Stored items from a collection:

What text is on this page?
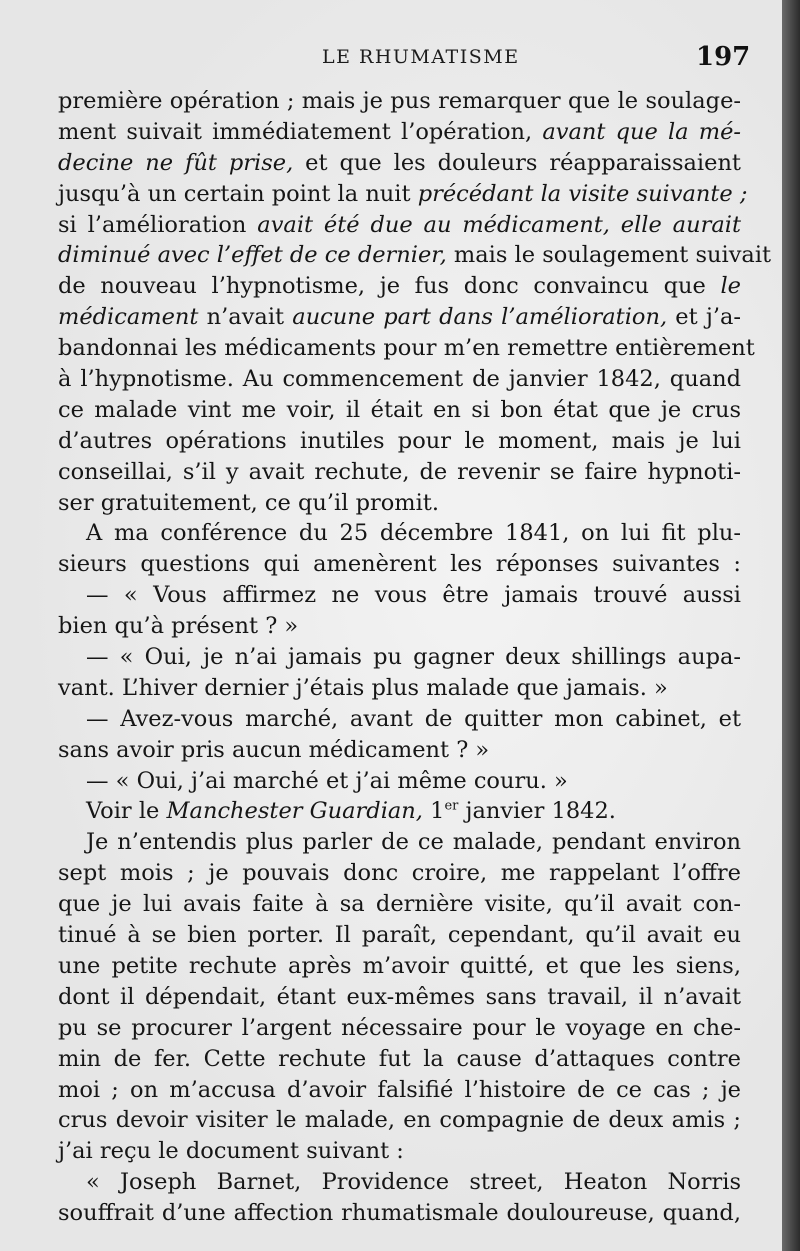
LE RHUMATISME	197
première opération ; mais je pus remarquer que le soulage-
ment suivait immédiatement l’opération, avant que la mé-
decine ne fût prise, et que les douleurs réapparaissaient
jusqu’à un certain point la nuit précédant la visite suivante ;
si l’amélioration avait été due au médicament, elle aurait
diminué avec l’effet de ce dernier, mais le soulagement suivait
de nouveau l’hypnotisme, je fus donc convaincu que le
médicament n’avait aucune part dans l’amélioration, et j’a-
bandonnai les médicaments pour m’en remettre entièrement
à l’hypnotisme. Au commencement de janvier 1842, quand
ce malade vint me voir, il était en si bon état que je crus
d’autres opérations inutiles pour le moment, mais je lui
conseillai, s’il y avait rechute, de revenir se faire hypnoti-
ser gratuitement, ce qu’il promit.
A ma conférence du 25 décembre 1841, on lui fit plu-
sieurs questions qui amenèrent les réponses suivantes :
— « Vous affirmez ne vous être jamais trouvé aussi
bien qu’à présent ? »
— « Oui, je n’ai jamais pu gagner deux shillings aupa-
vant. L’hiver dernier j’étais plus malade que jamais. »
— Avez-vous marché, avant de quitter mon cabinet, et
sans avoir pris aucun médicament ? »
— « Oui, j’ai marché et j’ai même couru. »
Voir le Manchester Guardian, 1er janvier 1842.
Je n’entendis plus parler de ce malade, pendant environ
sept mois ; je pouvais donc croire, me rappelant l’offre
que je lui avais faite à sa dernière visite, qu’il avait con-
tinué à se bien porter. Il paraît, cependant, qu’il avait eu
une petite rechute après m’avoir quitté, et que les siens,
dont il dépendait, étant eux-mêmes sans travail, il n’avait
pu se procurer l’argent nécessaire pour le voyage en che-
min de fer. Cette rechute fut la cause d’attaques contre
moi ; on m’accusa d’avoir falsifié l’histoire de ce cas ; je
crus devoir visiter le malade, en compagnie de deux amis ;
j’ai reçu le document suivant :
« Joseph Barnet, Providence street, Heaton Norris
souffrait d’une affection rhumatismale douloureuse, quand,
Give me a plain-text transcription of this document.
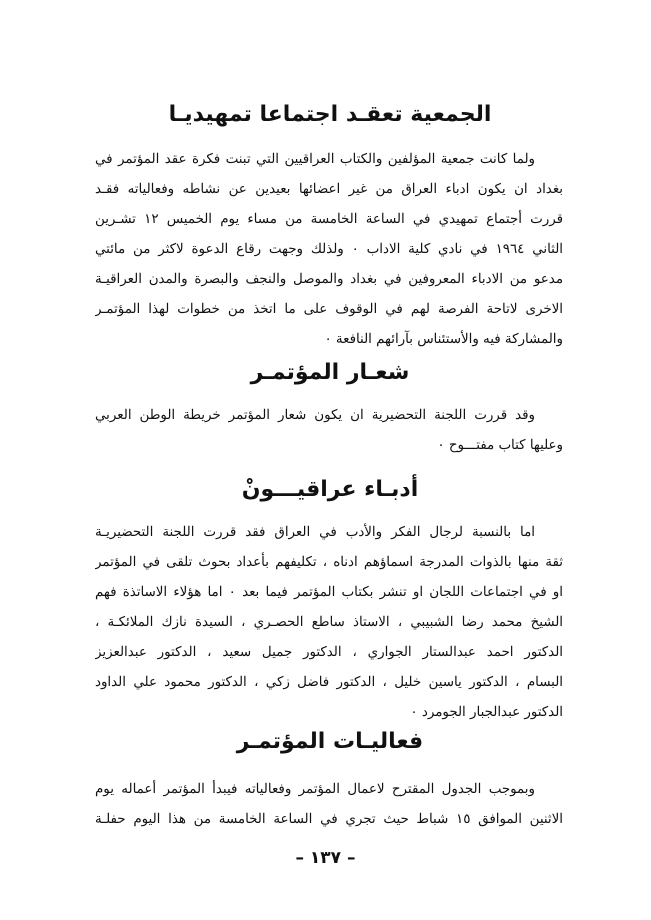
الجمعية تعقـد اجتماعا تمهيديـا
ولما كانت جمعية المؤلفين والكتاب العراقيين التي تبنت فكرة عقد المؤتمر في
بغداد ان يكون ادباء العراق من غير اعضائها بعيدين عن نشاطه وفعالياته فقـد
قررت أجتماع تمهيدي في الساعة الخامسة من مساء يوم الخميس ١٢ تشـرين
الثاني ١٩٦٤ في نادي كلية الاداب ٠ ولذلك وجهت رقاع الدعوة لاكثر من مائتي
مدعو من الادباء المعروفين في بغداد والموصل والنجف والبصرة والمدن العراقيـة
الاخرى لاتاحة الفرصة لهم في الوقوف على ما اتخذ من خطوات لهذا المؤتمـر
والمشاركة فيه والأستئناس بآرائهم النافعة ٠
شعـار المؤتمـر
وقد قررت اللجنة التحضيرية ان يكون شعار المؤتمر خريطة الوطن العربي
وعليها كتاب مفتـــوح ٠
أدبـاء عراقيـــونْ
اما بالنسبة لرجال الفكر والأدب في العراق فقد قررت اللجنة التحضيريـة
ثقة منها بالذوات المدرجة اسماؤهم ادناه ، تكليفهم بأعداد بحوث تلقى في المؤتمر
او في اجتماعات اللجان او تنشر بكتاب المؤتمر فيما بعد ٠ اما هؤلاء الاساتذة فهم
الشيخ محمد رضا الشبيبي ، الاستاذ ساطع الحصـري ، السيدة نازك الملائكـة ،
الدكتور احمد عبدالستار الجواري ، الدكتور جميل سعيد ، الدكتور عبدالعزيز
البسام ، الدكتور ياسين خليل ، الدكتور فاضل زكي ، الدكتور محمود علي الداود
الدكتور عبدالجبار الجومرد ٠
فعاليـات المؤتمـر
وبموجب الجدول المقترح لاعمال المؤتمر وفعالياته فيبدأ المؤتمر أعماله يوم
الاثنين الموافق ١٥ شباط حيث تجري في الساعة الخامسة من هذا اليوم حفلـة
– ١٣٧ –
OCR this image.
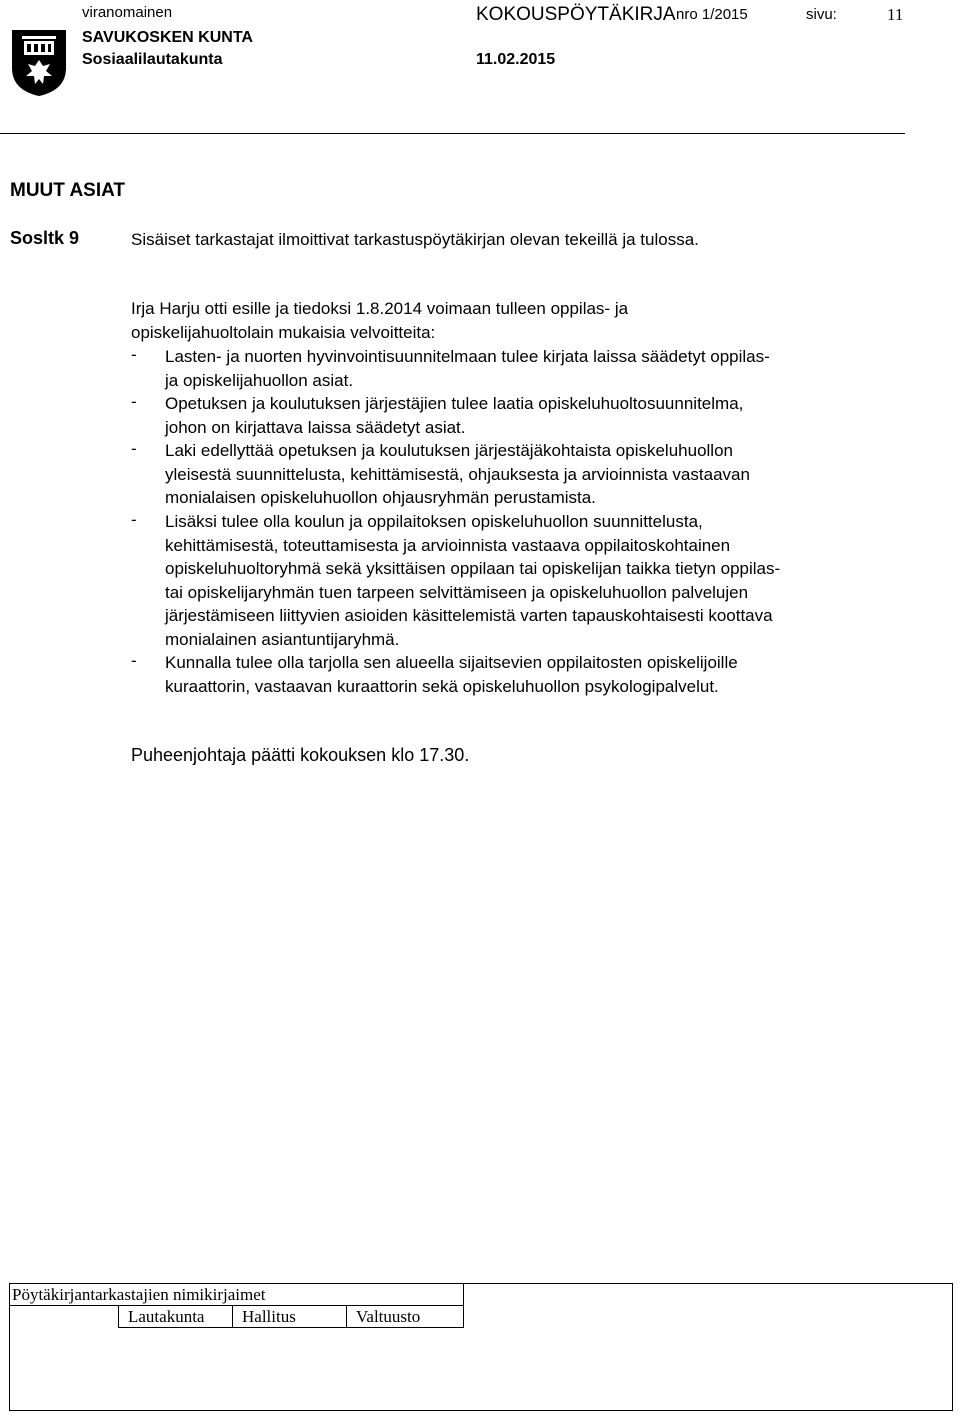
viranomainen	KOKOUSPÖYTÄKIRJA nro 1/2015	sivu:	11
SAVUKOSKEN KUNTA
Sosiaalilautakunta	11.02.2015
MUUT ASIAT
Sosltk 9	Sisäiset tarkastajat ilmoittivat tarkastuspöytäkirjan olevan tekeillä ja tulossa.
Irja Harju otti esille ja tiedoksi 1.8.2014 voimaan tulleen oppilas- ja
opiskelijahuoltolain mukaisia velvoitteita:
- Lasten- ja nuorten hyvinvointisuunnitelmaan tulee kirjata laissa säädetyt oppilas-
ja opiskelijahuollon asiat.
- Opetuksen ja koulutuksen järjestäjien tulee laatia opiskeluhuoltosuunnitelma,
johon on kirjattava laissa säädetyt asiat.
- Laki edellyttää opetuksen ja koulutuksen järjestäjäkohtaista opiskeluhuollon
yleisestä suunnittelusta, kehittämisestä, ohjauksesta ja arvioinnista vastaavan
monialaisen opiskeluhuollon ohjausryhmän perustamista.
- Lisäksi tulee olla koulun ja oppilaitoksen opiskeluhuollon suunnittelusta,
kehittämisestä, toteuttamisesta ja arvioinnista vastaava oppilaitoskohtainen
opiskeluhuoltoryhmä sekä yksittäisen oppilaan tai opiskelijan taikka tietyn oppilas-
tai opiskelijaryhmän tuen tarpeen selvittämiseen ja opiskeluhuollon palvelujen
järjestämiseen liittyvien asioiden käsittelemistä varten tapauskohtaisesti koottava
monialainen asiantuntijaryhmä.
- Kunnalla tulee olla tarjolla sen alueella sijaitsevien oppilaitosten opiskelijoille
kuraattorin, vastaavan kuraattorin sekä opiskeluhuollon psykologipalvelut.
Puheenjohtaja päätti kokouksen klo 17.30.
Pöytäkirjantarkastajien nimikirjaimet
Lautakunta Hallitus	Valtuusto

> **TASK GOAL**: Return all lines of the material above in which the word "vous" occurs.

> **FINISHED TASK**:
— « Vous affirmez ne vous être jamais trouvé aussi
— Avez-vous marché, avant de quitter mon cabinet, et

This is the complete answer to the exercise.